** Excerpt **
━━━━━━━━━━
Judge Lifts Stay on Kerkorian Widow’s $600 Million Litigation Claim

My News LA, Los Angeles
 
 
Judge Lifts Stay on Kerkorian Widow’s $600 Million Litigation Claim
 
Posted by Contributing Editor on in Hollywood
 
In a move supported by both sides, a judge Monday allowed discovery-sharing to proceed on whether Kirk Kerkorian’s widow is entitled to a third of the billionaire’s estate, amounting to about $600 million based on its $1.8 billion value at the businessman’s death.
 
Los Angeles Superior Court Judge Maria Stratton had previously put a stay on litigation related to Una Davis’ petition while she appealed the judge’s March 2017 ruling allowing Kerkorian estate executor Anthony Mandekic to take an active role in the legal proceedings and oppose her petition rather than be required to be neutral. Davis maintains she is an “omitted spouse” who is entitled to the same amount of money she would have received had Kerkorian died without a will.
 
Davis appealed Stratton’s 2017 ruling, but a three-justice panel of the 2nd District Court of Appeal ruled in January that the judge ruled properly. The state Supreme Court then denied Davis’ petition for review.
 
Jill Basinger, an attorney for the Kerkorian estate, welcomed the lifting of the stay. She said, however, that she expects the trial of Davis’ petition to include efforts by her attorneys to posthumously embarrass Kerkorian rather than deal with the issues of whether their client is an omitted spouse.
 
When Davis’ lawyer, John Deily, attempted to reply to Basinger, the judge shook her head and said, “You don’t have to respond.”
━━━━━━━━━━
** Given records **

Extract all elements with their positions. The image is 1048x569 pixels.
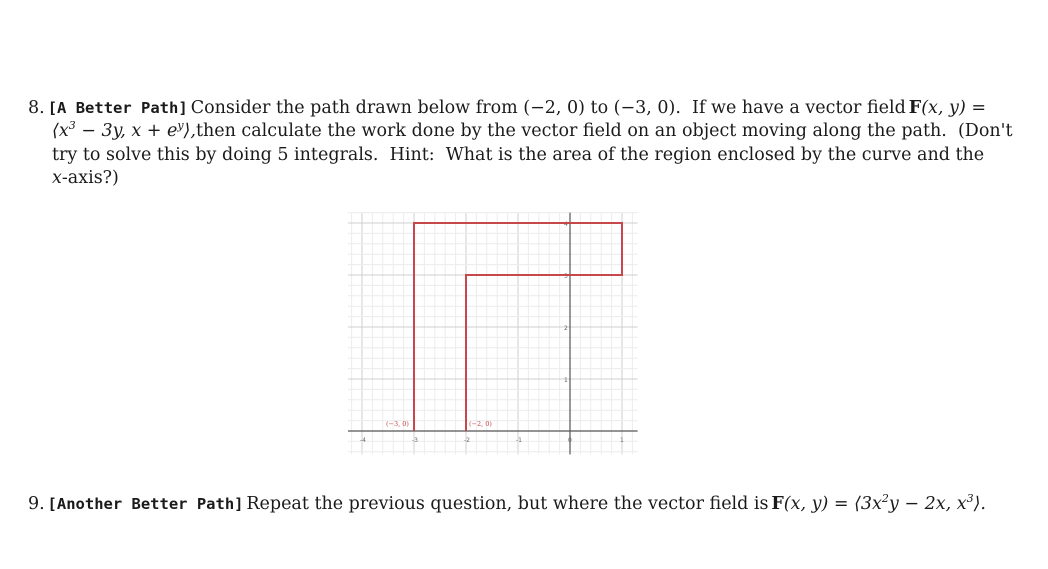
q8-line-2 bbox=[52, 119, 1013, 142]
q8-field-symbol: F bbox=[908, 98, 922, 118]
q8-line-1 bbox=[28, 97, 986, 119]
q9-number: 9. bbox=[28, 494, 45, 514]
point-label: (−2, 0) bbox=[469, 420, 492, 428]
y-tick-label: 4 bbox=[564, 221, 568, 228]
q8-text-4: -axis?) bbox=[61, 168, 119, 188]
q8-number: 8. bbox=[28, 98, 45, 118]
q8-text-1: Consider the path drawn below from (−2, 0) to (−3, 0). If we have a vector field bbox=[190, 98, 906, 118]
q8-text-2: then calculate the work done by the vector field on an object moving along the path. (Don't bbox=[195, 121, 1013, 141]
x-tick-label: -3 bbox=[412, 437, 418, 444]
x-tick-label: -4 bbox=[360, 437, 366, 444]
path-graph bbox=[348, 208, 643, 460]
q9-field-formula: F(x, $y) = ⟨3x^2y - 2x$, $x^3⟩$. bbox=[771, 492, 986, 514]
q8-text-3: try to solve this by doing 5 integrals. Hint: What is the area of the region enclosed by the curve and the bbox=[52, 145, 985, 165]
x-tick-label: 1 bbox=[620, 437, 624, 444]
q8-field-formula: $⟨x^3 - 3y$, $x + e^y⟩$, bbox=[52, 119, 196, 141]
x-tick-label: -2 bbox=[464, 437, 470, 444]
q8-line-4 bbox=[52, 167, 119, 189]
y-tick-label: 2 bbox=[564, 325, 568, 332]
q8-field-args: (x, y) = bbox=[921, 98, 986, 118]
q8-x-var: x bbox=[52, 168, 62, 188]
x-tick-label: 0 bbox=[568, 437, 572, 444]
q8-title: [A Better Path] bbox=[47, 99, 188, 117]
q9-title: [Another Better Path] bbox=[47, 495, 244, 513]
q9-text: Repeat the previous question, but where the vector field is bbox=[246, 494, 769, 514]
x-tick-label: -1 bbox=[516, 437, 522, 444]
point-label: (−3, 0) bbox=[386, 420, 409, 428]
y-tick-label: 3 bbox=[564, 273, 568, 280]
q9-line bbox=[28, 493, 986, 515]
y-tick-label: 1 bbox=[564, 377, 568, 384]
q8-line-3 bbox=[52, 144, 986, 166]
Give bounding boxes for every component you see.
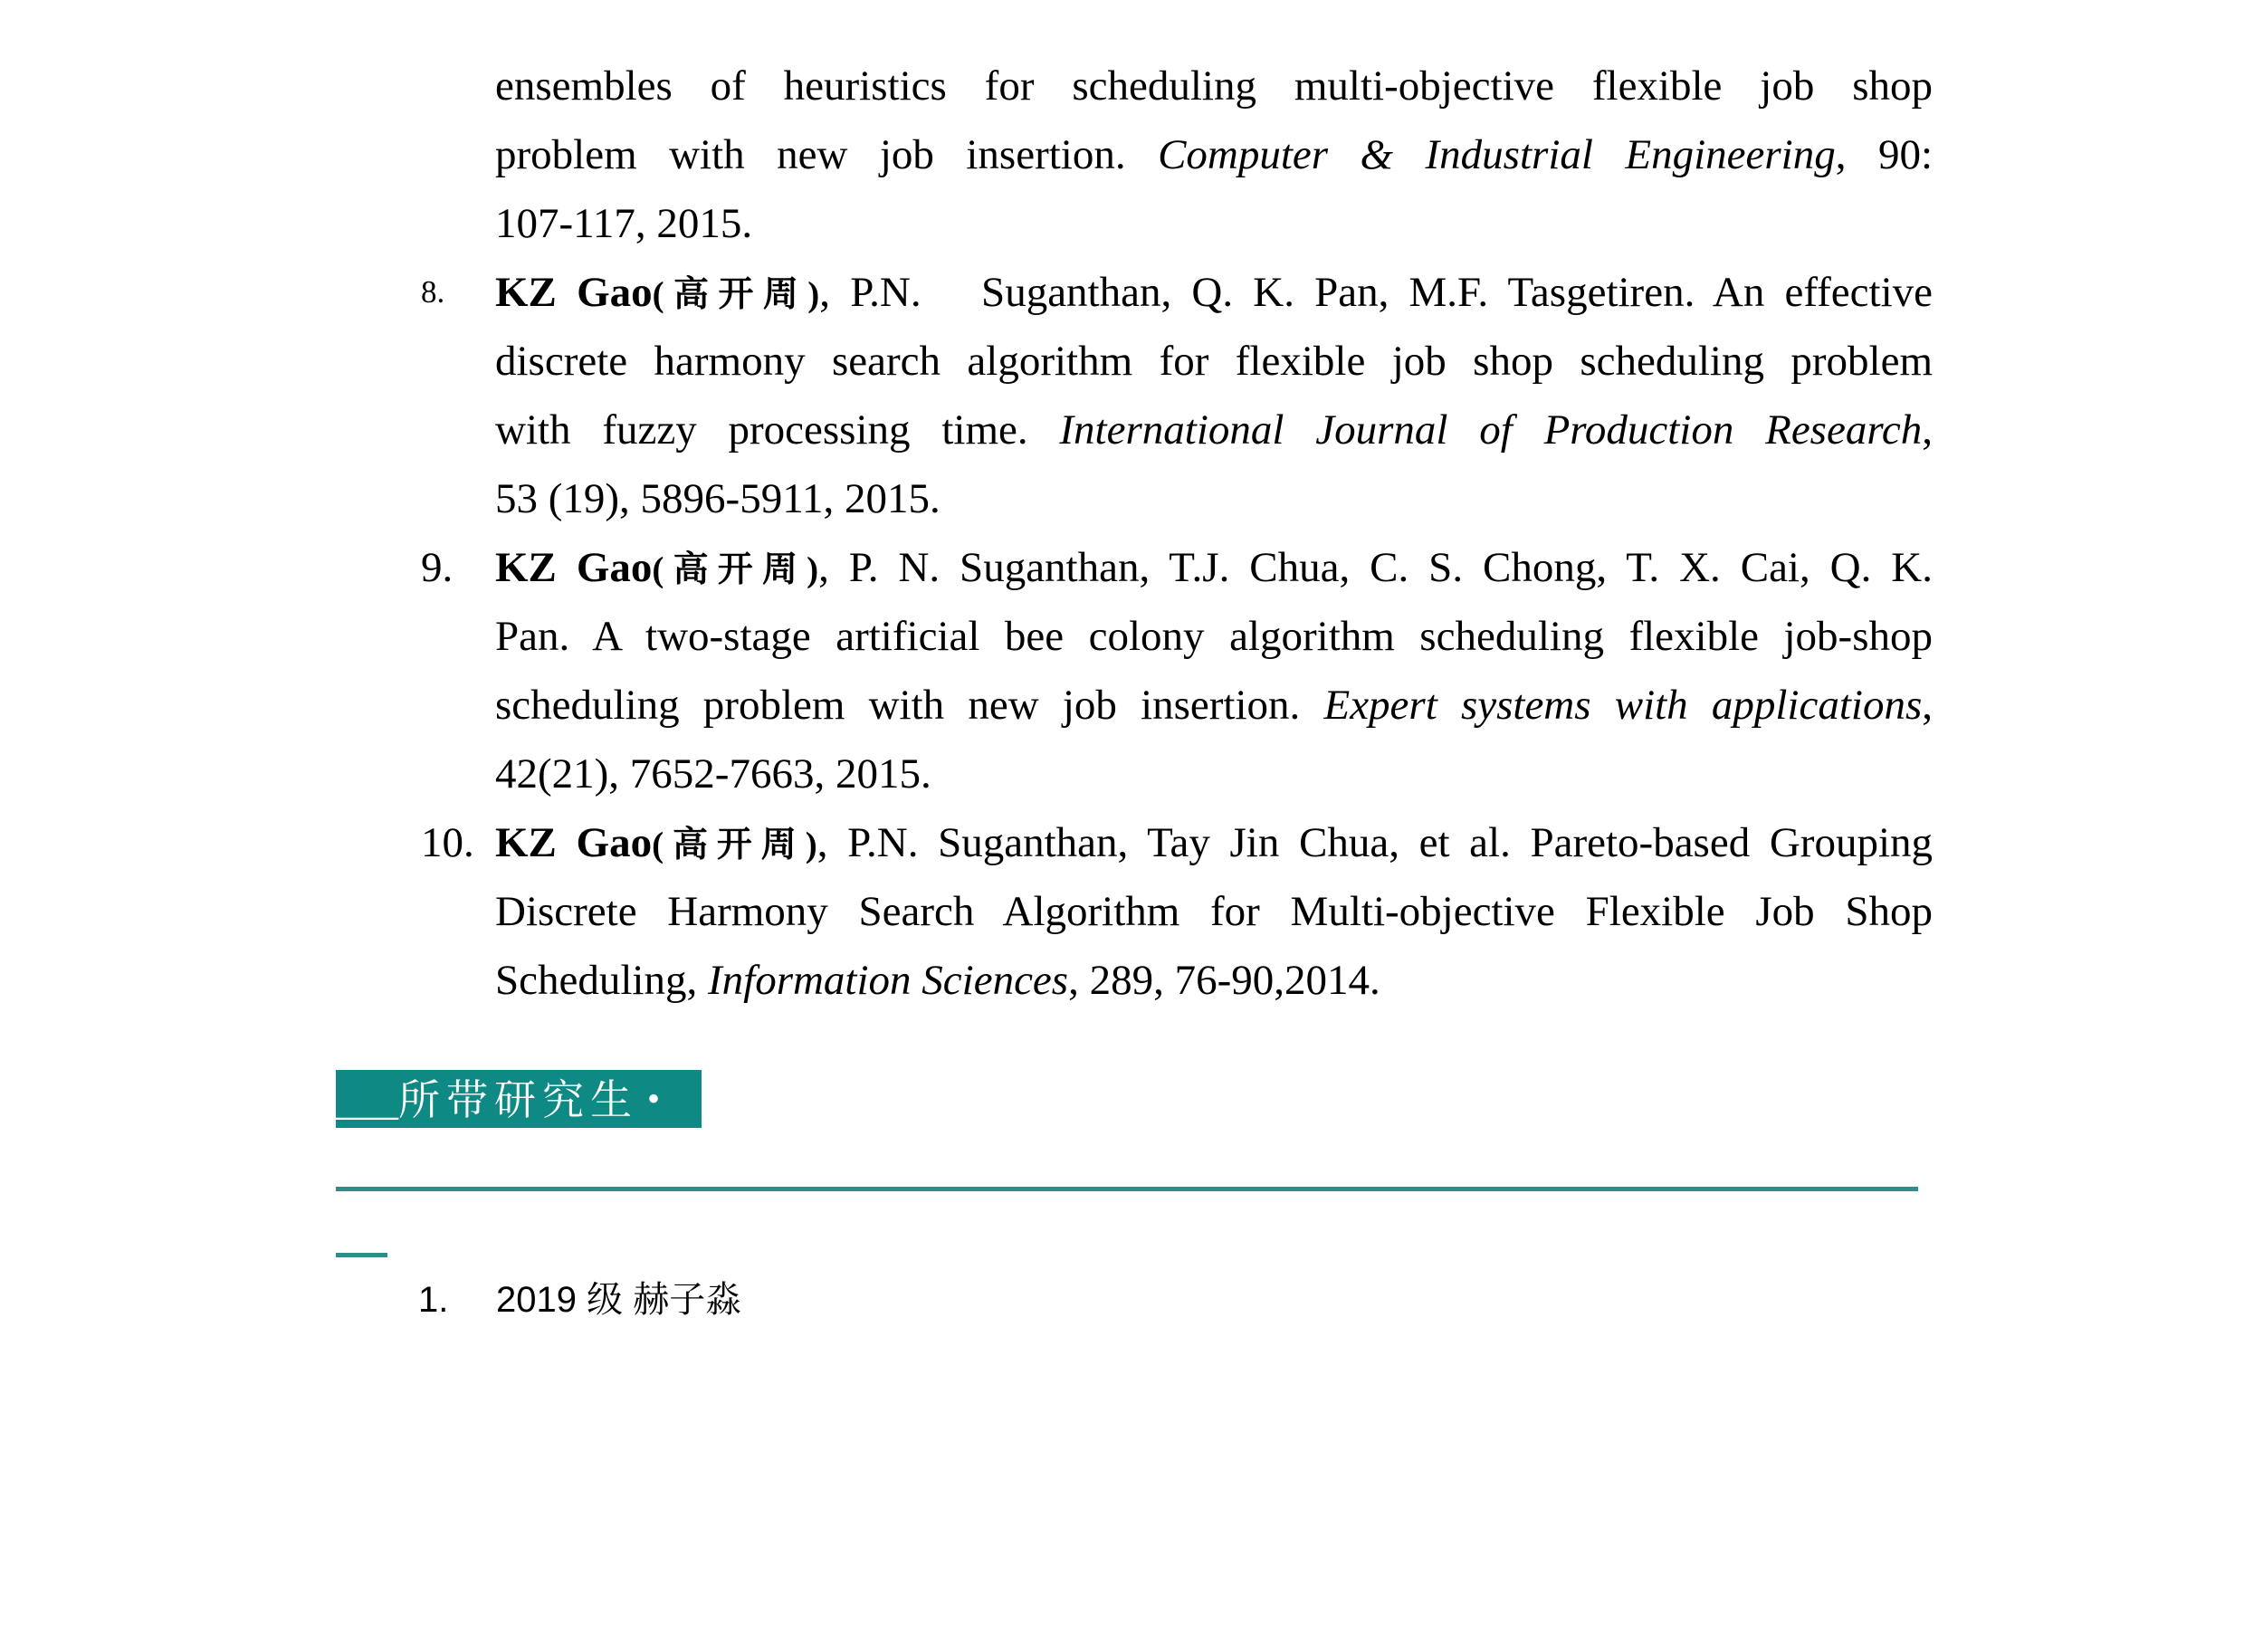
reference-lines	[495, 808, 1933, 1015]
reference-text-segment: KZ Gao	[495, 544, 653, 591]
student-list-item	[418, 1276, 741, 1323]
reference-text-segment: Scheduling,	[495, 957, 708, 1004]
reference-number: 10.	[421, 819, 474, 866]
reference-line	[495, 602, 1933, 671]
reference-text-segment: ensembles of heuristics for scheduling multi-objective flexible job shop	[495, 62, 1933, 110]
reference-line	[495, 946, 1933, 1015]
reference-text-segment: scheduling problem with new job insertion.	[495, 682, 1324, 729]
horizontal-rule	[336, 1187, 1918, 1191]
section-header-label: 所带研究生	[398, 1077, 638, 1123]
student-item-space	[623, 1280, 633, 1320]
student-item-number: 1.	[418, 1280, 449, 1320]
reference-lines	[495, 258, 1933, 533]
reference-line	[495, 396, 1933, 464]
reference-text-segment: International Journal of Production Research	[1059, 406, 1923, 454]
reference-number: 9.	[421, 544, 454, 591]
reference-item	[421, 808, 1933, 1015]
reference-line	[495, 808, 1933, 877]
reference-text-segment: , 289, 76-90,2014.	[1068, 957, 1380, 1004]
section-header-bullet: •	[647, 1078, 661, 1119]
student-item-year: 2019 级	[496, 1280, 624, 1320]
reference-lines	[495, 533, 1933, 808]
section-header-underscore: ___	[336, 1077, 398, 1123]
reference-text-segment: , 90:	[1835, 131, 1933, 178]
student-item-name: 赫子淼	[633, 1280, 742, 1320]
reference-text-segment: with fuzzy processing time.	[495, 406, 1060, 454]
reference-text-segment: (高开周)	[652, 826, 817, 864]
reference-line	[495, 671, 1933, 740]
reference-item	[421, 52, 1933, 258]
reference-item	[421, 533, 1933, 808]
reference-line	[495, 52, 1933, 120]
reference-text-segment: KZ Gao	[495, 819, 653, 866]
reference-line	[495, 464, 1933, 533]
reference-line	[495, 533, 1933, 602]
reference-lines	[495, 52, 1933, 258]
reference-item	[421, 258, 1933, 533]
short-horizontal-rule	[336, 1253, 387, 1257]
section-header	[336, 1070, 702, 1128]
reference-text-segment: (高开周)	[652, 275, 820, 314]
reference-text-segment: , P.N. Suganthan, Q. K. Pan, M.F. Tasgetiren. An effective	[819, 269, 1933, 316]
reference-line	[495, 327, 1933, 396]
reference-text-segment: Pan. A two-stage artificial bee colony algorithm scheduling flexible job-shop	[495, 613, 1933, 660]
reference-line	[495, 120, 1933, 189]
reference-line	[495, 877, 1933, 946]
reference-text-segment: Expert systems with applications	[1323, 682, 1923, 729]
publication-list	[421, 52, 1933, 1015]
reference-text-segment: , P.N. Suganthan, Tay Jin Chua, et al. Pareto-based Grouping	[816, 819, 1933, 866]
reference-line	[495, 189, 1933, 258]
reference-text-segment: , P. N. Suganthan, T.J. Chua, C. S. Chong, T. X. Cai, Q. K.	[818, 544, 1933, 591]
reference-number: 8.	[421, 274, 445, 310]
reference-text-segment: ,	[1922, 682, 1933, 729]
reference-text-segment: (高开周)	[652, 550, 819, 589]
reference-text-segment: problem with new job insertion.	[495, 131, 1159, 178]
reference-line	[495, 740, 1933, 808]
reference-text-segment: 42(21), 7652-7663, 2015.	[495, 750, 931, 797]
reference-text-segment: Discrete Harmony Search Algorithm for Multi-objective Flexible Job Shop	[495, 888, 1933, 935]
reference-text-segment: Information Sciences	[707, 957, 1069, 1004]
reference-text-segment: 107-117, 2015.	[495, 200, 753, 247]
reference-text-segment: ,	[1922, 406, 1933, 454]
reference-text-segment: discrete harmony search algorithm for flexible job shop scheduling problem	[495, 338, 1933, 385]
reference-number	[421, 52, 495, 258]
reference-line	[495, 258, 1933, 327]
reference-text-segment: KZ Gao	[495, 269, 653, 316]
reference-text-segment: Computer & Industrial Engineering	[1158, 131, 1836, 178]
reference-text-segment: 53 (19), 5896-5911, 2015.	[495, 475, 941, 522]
━━━━━━━━━━
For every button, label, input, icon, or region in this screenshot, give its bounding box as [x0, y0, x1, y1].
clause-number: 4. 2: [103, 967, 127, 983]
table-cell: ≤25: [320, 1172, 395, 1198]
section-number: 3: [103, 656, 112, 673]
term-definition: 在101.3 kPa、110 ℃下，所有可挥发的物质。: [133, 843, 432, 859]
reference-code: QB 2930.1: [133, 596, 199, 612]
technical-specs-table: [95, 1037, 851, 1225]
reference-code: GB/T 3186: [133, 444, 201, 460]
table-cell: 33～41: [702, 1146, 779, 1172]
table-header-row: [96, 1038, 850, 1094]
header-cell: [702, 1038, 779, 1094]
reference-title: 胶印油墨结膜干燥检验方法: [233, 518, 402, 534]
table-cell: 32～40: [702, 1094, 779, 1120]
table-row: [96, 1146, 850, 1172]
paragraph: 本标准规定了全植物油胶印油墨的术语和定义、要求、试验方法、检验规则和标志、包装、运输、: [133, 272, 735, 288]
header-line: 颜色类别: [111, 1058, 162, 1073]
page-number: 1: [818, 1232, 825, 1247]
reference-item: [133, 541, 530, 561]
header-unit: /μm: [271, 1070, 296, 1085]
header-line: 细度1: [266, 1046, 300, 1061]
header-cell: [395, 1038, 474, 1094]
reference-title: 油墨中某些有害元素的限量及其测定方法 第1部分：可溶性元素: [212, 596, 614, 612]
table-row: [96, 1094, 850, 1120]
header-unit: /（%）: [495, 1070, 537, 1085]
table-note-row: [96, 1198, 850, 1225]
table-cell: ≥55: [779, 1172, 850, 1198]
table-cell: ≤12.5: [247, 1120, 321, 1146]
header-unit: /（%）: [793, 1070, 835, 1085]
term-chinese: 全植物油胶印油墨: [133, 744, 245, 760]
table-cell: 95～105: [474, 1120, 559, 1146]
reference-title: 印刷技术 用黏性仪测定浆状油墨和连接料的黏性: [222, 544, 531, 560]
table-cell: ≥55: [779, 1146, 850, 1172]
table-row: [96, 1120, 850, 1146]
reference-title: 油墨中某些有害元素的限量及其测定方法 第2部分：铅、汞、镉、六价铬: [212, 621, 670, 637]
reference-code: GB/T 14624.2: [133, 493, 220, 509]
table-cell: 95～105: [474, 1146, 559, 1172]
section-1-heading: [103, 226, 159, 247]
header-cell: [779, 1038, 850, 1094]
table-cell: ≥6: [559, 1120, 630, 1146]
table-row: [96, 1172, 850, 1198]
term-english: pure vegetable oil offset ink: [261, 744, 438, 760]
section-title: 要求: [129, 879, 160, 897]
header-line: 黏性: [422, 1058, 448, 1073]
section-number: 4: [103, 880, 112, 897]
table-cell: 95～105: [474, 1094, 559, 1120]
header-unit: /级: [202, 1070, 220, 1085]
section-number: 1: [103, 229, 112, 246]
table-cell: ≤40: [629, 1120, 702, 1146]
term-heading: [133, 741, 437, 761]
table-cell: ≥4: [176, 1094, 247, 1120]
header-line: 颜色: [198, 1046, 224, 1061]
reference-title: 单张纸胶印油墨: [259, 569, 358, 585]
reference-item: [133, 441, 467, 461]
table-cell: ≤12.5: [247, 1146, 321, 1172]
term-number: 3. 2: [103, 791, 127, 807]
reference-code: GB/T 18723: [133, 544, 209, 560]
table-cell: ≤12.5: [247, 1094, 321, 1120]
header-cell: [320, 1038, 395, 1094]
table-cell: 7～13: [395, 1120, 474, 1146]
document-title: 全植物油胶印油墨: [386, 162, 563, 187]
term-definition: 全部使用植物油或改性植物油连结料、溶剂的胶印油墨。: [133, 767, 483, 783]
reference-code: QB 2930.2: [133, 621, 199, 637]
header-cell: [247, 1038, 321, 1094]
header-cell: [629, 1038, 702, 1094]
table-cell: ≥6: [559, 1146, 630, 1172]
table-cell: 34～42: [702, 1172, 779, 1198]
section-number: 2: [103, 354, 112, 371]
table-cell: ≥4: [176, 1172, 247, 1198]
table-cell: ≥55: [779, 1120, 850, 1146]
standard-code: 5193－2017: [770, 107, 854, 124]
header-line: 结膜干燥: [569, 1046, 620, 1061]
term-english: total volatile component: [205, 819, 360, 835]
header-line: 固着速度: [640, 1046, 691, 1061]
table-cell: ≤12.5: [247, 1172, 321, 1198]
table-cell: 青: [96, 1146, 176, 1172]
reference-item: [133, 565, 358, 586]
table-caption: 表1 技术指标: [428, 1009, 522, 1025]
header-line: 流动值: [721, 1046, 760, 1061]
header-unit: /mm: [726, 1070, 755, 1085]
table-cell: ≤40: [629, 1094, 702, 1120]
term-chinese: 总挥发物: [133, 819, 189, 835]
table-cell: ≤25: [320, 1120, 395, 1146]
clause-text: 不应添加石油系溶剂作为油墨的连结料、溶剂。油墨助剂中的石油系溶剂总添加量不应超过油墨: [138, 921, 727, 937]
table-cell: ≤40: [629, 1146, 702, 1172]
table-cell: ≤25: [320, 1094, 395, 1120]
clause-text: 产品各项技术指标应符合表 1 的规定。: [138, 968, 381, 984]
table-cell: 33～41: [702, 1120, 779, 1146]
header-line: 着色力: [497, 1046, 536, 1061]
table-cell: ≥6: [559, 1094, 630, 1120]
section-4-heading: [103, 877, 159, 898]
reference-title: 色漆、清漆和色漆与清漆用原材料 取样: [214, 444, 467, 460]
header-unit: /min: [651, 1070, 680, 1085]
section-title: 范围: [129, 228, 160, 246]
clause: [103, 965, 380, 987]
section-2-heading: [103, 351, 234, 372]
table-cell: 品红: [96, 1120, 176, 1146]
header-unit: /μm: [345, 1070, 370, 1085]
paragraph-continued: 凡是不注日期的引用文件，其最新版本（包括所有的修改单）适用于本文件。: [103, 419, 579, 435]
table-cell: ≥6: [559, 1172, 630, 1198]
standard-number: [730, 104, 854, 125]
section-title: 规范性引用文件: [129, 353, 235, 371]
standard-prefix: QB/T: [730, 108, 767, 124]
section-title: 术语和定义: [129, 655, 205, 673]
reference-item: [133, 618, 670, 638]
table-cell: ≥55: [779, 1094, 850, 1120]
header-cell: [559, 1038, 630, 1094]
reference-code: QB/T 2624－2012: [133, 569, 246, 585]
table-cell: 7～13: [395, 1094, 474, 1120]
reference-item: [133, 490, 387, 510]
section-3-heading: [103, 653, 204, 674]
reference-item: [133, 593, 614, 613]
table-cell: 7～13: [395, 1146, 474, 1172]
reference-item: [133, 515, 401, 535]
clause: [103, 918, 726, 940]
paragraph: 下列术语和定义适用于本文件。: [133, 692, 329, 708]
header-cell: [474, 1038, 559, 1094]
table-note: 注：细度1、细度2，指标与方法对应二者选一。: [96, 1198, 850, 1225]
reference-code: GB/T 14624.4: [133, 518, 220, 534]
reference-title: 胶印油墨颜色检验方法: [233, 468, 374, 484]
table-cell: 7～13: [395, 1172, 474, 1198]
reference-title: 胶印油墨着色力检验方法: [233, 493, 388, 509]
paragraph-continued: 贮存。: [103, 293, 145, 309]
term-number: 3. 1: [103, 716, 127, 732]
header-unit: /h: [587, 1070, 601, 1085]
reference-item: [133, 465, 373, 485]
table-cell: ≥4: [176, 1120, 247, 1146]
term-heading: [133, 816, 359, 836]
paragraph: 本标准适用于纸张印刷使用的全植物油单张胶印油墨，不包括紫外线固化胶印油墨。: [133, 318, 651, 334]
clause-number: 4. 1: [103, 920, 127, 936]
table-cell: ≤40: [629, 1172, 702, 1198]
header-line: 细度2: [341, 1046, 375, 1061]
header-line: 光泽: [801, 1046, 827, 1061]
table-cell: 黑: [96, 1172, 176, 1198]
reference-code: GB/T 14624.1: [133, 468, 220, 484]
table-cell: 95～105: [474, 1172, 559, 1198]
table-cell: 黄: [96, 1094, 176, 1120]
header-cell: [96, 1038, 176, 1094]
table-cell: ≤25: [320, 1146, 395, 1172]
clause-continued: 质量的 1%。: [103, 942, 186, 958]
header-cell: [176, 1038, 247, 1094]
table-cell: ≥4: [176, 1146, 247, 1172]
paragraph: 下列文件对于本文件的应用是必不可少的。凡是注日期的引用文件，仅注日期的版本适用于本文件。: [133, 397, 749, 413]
━━━━━━━━━━
** Problems **
**A)** Duplicate the stretch of the article on the Kerkorian estate from "Posted by Contributing" through "the businessman’s death.".
**B)** According to the article on the Kerkorian estate, who is the executor of the estate?
**C)** List every person named in the article on the Kerkorian estate.
The entries are separate material and form no part of the article on the Kerkorian estate.

** Correct answers **
**A)**
Posted by Contributing Editor on in Hollywood
 
In a move supported by both sides, a judge Monday allowed discovery-sharing to proceed on whether Kirk Kerkorian’s widow is entitled to a third of the billionaire’s estate, amounting to about $600 million based on its $1.8 billion value at the businessman’s death.

**B)** Anthony Mandekic

**C)**
Kirk Kerkorian
Una Davis
Maria Stratton
Anthony Mandekic
Jill Basinger
John Deily